- _Directions for this task_
Set out every line of the records below as a Markdown table with two columns, Row for a running number and Line for the text. Skip blank lines, and leave the pictures out.

━━━━━━━━━━

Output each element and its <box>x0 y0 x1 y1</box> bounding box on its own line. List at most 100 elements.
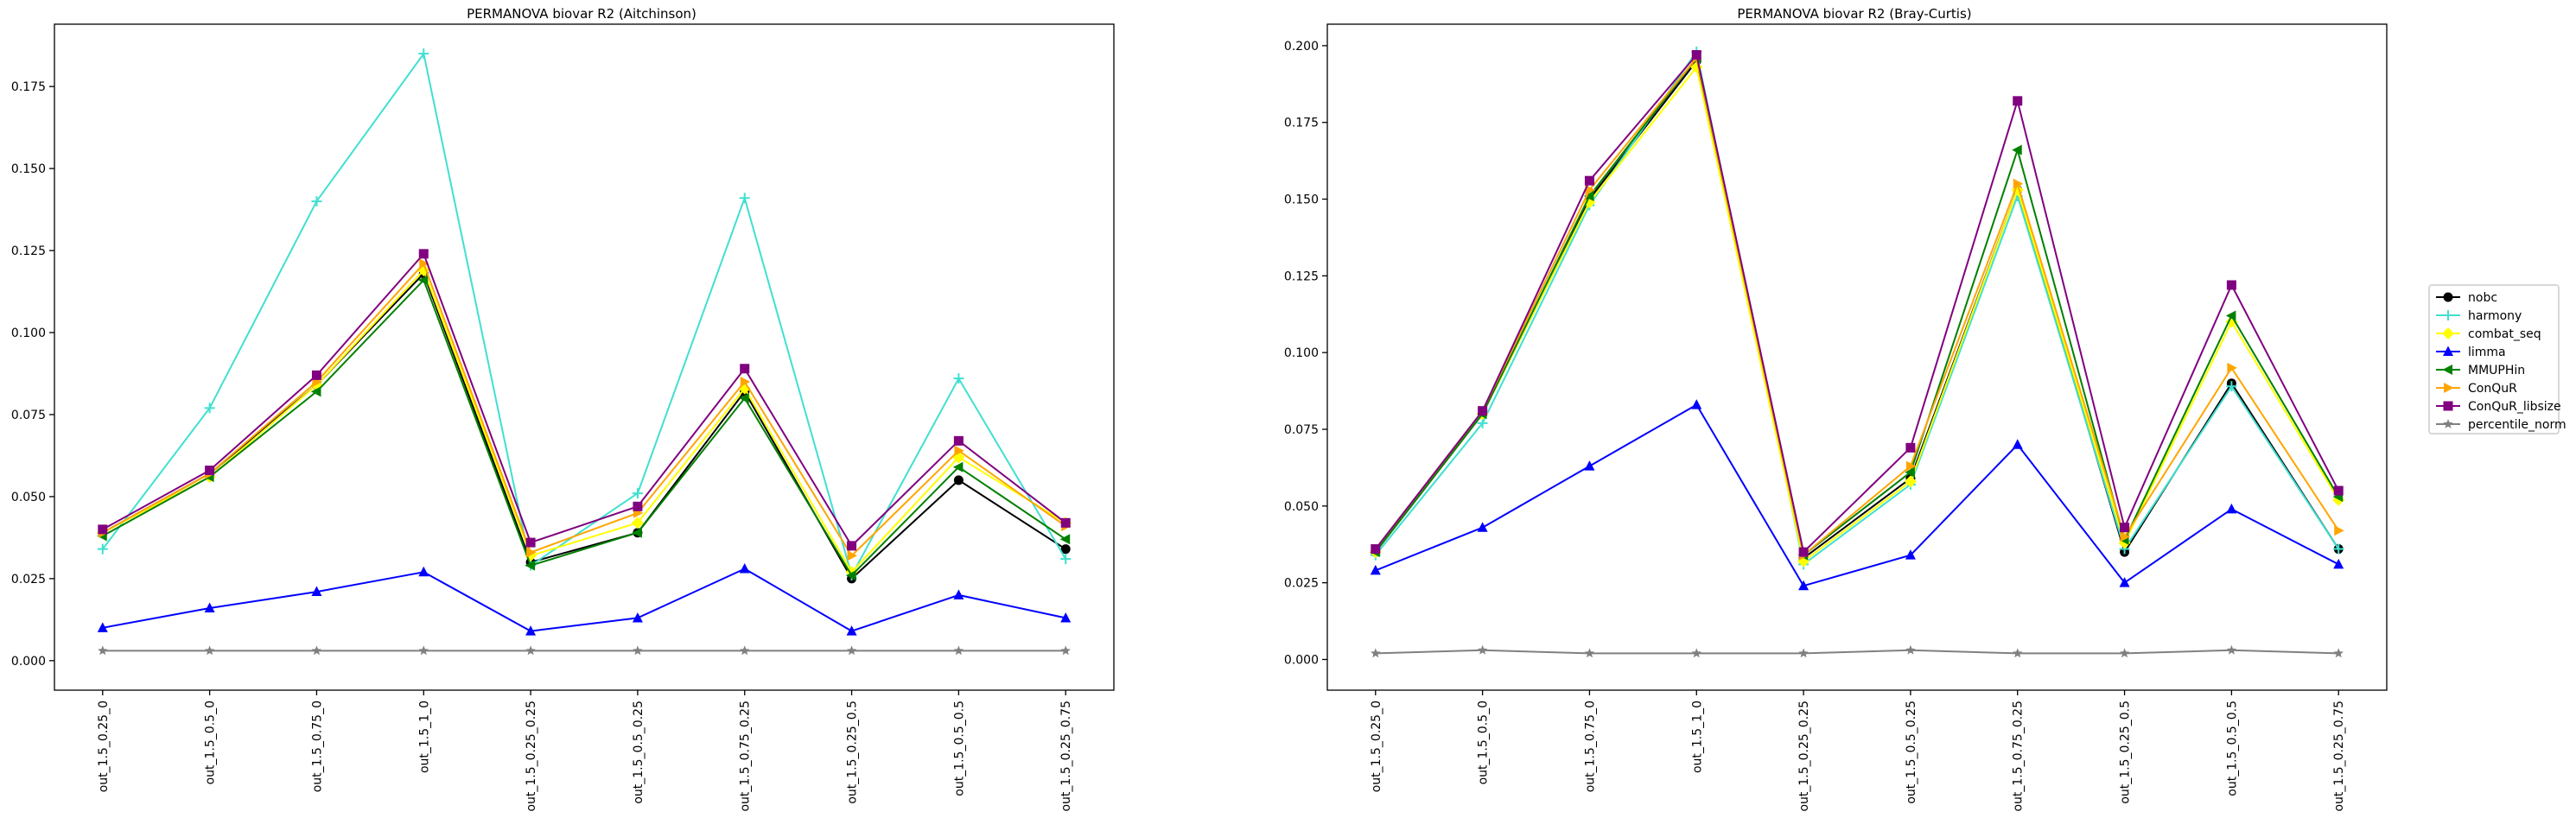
legend-label: ConQuR_libsize <box>2468 400 2561 414</box>
data-point <box>631 517 644 529</box>
x-tick-label: out_1.5_0.25_0.75 <box>1059 701 1073 812</box>
plot-area <box>1326 23 2388 691</box>
series-line <box>1375 54 2340 554</box>
series-limma <box>97 562 1072 636</box>
series-conqur <box>1371 53 2344 561</box>
legend-label: combat_seq <box>2468 327 2541 341</box>
legend-marker <box>2443 419 2453 428</box>
legend-label: harmony <box>2468 309 2522 323</box>
legend-marker <box>2442 327 2454 339</box>
data-point <box>418 249 429 259</box>
legend-frame <box>2428 284 2560 434</box>
x-tick-label: out_1.5_0.25_0 <box>1370 701 1383 792</box>
data-point <box>953 373 964 384</box>
legend-entry: nobc <box>2436 291 2497 305</box>
data-point <box>846 645 857 656</box>
series-nobc <box>98 269 1071 584</box>
legend-entry: combat_seq <box>2436 327 2541 341</box>
series-line <box>1375 57 2340 556</box>
legend-marker <box>2443 346 2453 356</box>
data-point <box>1585 184 1595 195</box>
data-point <box>418 566 429 577</box>
data-point <box>525 625 537 636</box>
series-line <box>102 263 1066 557</box>
data-point <box>98 524 108 535</box>
data-point <box>2333 543 2344 555</box>
series-line <box>102 53 1067 577</box>
data-point <box>205 466 215 476</box>
data-point <box>2013 648 2023 658</box>
data-point <box>1798 547 1809 557</box>
y-tick-label: 0.125 <box>11 244 46 258</box>
series-limma <box>1370 399 2344 591</box>
data-point <box>740 645 750 656</box>
y-tick-label: 0.100 <box>11 327 46 340</box>
x-tick-label: out_1.5_1_0 <box>417 701 431 773</box>
x-tick-label: out_1.5_0.75_0 <box>1583 701 1597 792</box>
x-tick-label: out_1.5_1_0 <box>1690 701 1704 773</box>
data-point <box>953 475 964 485</box>
data-point <box>1059 534 1071 545</box>
data-point <box>739 562 750 574</box>
data-point <box>2226 644 2237 655</box>
data-point <box>311 196 322 207</box>
data-point <box>847 541 857 551</box>
chart-aitchinson: PERMANOVA biovar R2 (Aitchinson) 0.000 0.… <box>11 6 1115 812</box>
y-tick-label: 0.150 <box>11 162 46 176</box>
data-point <box>525 645 536 656</box>
y-tick-label: 0.050 <box>1284 500 1319 514</box>
data-point <box>846 625 857 636</box>
legend-entry: harmony <box>2436 309 2522 323</box>
x-tick-label: out_1.5_0.5_0.5 <box>952 701 966 796</box>
data-point <box>1905 442 1916 453</box>
data-point <box>1371 544 1381 555</box>
data-point <box>1371 648 1381 658</box>
data-point <box>1583 190 1594 201</box>
data-point <box>2119 577 2130 587</box>
x-tick-label: out_1.5_0.75_0.25 <box>739 701 753 812</box>
series-percentile-norm <box>1371 644 2344 658</box>
series-combat-seq <box>96 263 1072 579</box>
data-point <box>1477 522 1488 532</box>
data-point <box>1904 475 1917 488</box>
y-tick-label: 0.100 <box>1284 346 1319 360</box>
y-tick-label: 0.025 <box>1284 577 1319 591</box>
data-point <box>1905 466 1915 478</box>
series-line <box>102 568 1066 632</box>
x-tick-label: out_1.5_0.75_0.25 <box>2012 701 2026 812</box>
data-point <box>2226 280 2236 290</box>
series-line <box>1375 60 2340 560</box>
x-tick-label: out_1.5_0.25_0.5 <box>2119 701 2133 804</box>
data-point <box>1060 645 1071 656</box>
series-line <box>1375 57 2340 556</box>
series-line <box>102 269 1066 574</box>
y-tick-label: 0.000 <box>11 655 46 669</box>
data-point <box>2119 648 2130 658</box>
data-point <box>632 527 642 538</box>
x-tick-label: out_1.5_0.5_0 <box>204 701 218 784</box>
series-line <box>1375 66 2340 562</box>
legend-label: percentile_norm <box>2468 418 2566 432</box>
data-point <box>1060 517 1071 528</box>
data-point <box>525 560 536 571</box>
data-point <box>2333 648 2344 658</box>
data-point <box>418 645 429 656</box>
data-point <box>311 370 321 380</box>
x-tick-label: out_1.5_0.25_0 <box>97 701 111 792</box>
data-point <box>2226 503 2237 514</box>
legend-label: limma <box>2468 346 2506 359</box>
data-point <box>2012 144 2022 155</box>
x-tick-label: out_1.5_0.5_0.25 <box>632 701 646 804</box>
data-point <box>953 589 964 599</box>
data-point <box>1477 644 1488 655</box>
data-point <box>1370 564 1381 575</box>
x-tick-label: out_1.5_0.75_0 <box>310 701 324 792</box>
legend-entry: ConQuR <box>2436 382 2517 396</box>
series-combat-seq <box>1369 60 2345 568</box>
legend-entry: ConQuR_libsize <box>2436 400 2561 414</box>
data-point <box>1060 544 1071 555</box>
data-point <box>311 645 322 656</box>
data-point <box>2334 525 2344 536</box>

━━━━━━━━━━

- _Completed task_
| Row | Line |
|---|---|
| 1 | Output each element and its <box>x0 y0 x1 y1</box> bounding box on its own line. List at most 100 elements. |
| 2 | legend-label: ConQuR_libsize <box>2468 400 2561 414</box> |
| 3 | data-point <box>631 517 644 529</box> |
| 4 | x-tick-label: out_1.5_0.25_0.75 <box>1059 701 1073 812</box> |
| 5 | plot-area <box>1326 23 2388 691</box> |
| 6 | series-line <box>1375 54 2340 554</box> |
| 7 | series-limma <box>97 562 1072 636</box> |
| 8 | series-conqur <box>1371 53 2344 561</box> |
| 9 | legend-label: combat_seq <box>2468 327 2541 341</box> |
| 10 | legend-marker <box>2443 419 2453 428</box> |
| 11 | legend-label: harmony <box>2468 309 2522 323</box> |
| 12 | legend-marker <box>2442 327 2454 339</box> |
| 13 | data-point <box>418 249 429 259</box> |
| 14 | legend-frame <box>2428 284 2560 434</box> |
| 15 | x-tick-label: out_1.5_0.25_0 <box>1370 701 1383 792</box> |
| 16 | data-point <box>953 373 964 384</box> |
| 17 | legend-entry: nobc <box>2436 291 2497 305</box> |
| 18 | data-point <box>846 645 857 656</box> |
| 19 | series-nobc <box>98 269 1071 584</box> |
| 20 | legend-entry: combat_seq <box>2436 327 2541 341</box> |
| 21 | series-line <box>1375 57 2340 556</box> |
| 22 | legend-marker <box>2443 346 2453 356</box> |
| 23 | data-point <box>1585 184 1595 195</box> |
| 24 | data-point <box>418 566 429 577</box> |
| 25 | data-point <box>525 625 537 636</box> |
| 26 | series-line <box>102 263 1066 557</box> |
| 27 | data-point <box>98 524 108 535</box> |
| 28 | data-point <box>2333 543 2344 555</box> |
| 29 | series-line <box>102 53 1067 577</box> |
| 30 | data-point <box>205 466 215 476</box> |
| 31 | data-point <box>2013 648 2023 658</box> |
| 32 | data-point <box>1798 547 1809 557</box> |
| 33 | y-tick-label: 0.125 <box>11 244 46 258</box> |
| 34 | series-limma <box>1370 399 2344 591</box> |
| 35 | data-point <box>740 645 750 656</box> |
| 36 | y-tick-label: 0.100 <box>11 327 46 340</box> |
| 37 | x-tick-label: out_1.5_1_0 <box>417 701 431 773</box> |
| 38 | x-tick-label: out_1.5_0.75_0 <box>1583 701 1597 792</box> |
| 39 | x-tick-label: out_1.5_1_0 <box>1690 701 1704 773</box> |
| 40 | data-point <box>953 475 964 485</box> |
| 41 | data-point <box>1059 534 1071 545</box> |
| 42 | data-point <box>739 562 750 574</box> |
| 43 | data-point <box>2226 644 2237 655</box> |
| 44 | data-point <box>311 196 322 207</box> |
| 45 | data-point <box>847 541 857 551</box> |
| 46 | chart-aitchinson: PERMANOVA biovar R2 (Aitchinson) 0.000 0.… <box>11 6 1115 812</box> |
| 47 | y-tick-label: 0.150 <box>11 162 46 176</box> |
| 48 | data-point <box>525 645 536 656</box> |
| 49 | y-tick-label: 0.050 <box>1284 500 1319 514</box> |
| 50 | data-point <box>846 625 857 636</box> |
| 51 | legend-entry: harmony <box>2436 309 2522 323</box> |
| 52 | x-tick-label: out_1.5_0.5_0.5 <box>952 701 966 796</box> |
| 53 | data-point <box>1905 442 1916 453</box> |
| 54 | data-point <box>1371 544 1381 555</box> |
| 55 | data-point <box>1371 648 1381 658</box> |
| 56 | data-point <box>1583 190 1594 201</box> |
| 57 | data-point <box>2119 577 2130 587</box> |
| 58 | x-tick-label: out_1.5_0.75_0.25 <box>739 701 753 812</box> |
| 59 | series-percentile-norm <box>1371 644 2344 658</box> |
| 60 | series-combat-seq <box>96 263 1072 579</box> |
| 61 | data-point <box>1477 522 1488 532</box> |
| 62 | data-point <box>1904 475 1917 488</box> |
| 63 | y-tick-label: 0.100 <box>1284 346 1319 360</box> |
| 64 | y-tick-label: 0.025 <box>1284 577 1319 591</box> |
| 65 | data-point <box>1905 466 1915 478</box> |
| 66 | series-line <box>102 568 1066 632</box> |
| 67 | x-tick-label: out_1.5_0.75_0.25 <box>2012 701 2026 812</box> |
| 68 | data-point <box>2226 280 2236 290</box> |
| 69 | series-line <box>1375 60 2340 560</box> |
| 70 | x-tick-label: out_1.5_0.25_0.5 <box>2119 701 2133 804</box> |
| 71 | data-point <box>1060 645 1071 656</box> |
| 72 | series-line <box>1375 57 2340 556</box> |
| 73 | series-line <box>102 269 1066 574</box> |
| 74 | y-tick-label: 0.000 <box>11 655 46 669</box> |
| 75 | data-point <box>2119 648 2130 658</box> |
| 76 | data-point <box>632 527 642 538</box> |
| 77 | x-tick-label: out_1.5_0.5_0 <box>204 701 218 784</box> |
| 78 | series-line <box>1375 66 2340 562</box> |
| 79 | legend-label: percentile_norm <box>2468 418 2566 432</box> |
| 80 | data-point <box>1060 517 1071 528</box> |
| 81 | data-point <box>525 560 536 571</box> |
| 82 | data-point <box>2333 648 2344 658</box> |
| 83 | data-point <box>418 645 429 656</box> |
| 84 | data-point <box>311 370 321 380</box> |
| 85 | x-tick-label: out_1.5_0.25_0 <box>97 701 111 792</box> |
| 86 | data-point <box>2226 503 2237 514</box> |
| 87 | legend-label: limma <box>2468 346 2506 359</box> |
| 88 | data-point <box>2012 144 2022 155</box> |
| 89 | x-tick-label: out_1.5_0.5_0.25 <box>632 701 646 804</box> |
| 90 | data-point <box>953 589 964 599</box> |
| 91 | data-point <box>1477 644 1488 655</box> |
| 92 | data-point <box>1370 564 1381 575</box> |
| 93 | x-tick-label: out_1.5_0.75_0 <box>310 701 324 792</box> |
| 94 | legend-entry: ConQuR <box>2436 382 2517 396</box> |
| 95 | series-combat-seq <box>1369 60 2345 568</box> |
| 96 | legend-entry: ConQuR_libsize <box>2436 400 2561 414</box> |
| 97 | data-point <box>1060 544 1071 555</box> |
| 98 | data-point <box>311 645 322 656</box> |
| 99 | data-point <box>2334 525 2344 536</box> |